> [Exercise objective]: In the entries below, find every line with "data" and copy it.

> [Information provided]:

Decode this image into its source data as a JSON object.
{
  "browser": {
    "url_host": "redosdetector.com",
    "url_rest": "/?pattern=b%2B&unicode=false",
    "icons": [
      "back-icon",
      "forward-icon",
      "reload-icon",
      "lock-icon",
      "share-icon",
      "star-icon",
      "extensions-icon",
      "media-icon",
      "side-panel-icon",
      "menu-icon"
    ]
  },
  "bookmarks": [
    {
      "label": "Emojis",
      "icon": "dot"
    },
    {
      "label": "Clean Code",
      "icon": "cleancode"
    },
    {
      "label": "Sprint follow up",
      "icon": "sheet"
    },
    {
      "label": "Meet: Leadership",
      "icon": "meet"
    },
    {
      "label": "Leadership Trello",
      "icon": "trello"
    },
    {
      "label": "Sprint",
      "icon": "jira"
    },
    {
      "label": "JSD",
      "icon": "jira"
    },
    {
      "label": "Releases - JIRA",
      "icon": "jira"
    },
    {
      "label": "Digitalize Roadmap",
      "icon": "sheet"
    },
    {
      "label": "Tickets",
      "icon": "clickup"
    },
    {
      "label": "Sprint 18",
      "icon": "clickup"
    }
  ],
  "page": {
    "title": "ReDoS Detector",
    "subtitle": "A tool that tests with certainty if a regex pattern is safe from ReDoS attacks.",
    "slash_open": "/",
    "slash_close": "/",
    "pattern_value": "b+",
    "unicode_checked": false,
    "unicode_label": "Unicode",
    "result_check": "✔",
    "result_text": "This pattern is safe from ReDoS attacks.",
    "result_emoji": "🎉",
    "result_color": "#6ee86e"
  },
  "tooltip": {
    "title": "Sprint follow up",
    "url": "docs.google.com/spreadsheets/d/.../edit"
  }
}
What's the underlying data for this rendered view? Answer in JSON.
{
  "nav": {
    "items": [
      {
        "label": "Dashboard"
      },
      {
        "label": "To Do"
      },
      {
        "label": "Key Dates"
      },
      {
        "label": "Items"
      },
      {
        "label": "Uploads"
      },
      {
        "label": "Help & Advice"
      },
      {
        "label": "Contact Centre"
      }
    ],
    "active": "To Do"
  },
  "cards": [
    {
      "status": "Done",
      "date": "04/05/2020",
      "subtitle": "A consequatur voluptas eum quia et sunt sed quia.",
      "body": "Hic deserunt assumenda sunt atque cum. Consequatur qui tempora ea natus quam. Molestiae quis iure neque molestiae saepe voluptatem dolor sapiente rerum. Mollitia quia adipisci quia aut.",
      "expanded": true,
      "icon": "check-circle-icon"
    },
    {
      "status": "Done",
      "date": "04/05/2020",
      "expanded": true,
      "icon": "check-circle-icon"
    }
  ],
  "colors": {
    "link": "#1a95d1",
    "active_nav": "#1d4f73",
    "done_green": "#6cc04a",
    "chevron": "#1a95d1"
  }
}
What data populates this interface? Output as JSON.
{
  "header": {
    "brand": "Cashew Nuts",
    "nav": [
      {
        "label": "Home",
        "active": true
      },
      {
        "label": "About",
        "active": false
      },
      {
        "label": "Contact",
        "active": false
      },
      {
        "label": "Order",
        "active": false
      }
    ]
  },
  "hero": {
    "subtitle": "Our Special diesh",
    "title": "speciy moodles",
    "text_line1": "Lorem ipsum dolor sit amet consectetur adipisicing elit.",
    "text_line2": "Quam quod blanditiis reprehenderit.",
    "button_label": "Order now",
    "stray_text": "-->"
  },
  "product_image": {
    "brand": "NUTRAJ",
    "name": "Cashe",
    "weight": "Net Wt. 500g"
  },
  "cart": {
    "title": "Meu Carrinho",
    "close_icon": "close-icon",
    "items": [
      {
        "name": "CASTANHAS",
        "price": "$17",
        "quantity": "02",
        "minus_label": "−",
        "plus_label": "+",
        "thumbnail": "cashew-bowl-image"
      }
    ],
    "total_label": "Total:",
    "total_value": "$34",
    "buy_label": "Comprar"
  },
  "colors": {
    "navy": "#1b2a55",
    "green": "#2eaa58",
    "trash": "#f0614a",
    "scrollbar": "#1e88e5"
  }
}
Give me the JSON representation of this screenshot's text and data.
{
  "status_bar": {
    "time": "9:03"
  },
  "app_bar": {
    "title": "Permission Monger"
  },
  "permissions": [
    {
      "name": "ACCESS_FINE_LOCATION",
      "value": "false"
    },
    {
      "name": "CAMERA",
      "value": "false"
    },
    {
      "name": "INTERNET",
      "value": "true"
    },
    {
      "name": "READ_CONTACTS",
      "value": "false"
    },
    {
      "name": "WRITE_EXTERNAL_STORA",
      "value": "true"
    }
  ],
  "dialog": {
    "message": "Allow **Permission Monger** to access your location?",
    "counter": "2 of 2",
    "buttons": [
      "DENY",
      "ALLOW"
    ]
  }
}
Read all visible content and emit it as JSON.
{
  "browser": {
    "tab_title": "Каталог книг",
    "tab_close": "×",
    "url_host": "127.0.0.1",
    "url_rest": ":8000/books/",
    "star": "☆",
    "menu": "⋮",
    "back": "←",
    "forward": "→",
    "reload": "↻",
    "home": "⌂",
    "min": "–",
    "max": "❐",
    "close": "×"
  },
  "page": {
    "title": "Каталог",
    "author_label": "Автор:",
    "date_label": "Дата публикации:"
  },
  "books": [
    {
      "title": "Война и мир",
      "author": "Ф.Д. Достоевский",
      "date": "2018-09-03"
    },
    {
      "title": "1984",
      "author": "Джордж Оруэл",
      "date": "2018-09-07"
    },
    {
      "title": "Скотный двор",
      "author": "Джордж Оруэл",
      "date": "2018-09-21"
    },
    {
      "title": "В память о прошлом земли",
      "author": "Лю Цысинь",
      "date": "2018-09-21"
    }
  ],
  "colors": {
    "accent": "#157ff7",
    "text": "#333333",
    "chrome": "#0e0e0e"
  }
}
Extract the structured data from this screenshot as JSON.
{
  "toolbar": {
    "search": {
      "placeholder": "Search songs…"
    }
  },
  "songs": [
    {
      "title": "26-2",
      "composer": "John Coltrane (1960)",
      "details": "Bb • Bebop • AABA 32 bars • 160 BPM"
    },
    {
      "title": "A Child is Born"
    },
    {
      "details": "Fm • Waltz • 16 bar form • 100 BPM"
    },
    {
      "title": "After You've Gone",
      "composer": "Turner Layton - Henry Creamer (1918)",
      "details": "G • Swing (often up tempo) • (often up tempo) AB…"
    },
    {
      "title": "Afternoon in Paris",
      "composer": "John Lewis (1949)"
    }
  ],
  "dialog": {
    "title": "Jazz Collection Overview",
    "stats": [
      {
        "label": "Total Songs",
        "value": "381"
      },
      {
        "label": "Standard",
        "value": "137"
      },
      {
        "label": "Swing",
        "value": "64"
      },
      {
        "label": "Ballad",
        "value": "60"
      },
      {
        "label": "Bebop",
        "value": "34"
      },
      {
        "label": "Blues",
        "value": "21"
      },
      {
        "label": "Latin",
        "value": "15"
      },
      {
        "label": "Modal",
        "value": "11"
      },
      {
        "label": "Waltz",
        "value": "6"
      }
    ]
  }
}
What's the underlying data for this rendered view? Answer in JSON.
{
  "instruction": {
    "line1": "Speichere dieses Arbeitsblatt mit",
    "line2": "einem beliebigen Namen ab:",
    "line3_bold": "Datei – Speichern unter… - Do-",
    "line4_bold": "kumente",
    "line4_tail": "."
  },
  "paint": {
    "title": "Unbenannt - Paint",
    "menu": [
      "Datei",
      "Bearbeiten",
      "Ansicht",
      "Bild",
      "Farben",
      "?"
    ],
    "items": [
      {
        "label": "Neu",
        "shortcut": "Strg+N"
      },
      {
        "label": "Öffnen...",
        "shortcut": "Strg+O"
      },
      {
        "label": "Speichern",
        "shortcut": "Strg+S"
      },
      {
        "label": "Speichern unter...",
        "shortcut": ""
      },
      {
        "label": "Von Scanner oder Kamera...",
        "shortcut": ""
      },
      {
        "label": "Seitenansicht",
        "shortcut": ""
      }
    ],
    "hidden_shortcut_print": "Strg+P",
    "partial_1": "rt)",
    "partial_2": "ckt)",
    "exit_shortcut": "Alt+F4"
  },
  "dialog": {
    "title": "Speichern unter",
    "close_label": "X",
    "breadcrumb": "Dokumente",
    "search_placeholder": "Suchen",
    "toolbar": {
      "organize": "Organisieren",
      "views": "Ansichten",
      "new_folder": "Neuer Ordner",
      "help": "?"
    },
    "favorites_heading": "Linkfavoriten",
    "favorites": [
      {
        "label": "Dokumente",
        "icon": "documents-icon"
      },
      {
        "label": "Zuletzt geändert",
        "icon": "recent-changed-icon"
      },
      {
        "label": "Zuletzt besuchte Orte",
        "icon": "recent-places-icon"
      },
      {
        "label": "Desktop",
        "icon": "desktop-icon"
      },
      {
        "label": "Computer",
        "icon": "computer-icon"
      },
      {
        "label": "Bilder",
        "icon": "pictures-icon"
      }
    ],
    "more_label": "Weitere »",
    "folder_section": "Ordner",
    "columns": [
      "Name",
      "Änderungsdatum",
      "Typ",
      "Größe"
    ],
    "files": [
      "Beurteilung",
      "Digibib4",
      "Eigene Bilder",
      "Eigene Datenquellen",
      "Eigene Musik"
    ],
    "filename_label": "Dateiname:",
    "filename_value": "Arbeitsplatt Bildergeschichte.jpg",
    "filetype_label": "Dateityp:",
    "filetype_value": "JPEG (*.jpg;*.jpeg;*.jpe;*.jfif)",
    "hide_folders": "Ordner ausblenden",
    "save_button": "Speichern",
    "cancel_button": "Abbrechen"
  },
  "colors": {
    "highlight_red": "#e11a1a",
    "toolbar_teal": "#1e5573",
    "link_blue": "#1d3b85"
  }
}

> [Exercise answer]:
Decode this image into its source data as a JSON object.
What's the underlying data for this rendered view? Answer in JSON.
What data populates this interface? Output as JSON.
Give me the JSON representation of this screenshot's text and data.
Extract the structured data from this screenshot as JSON.
What's the underlying data for this rendered view? Answer in JSON.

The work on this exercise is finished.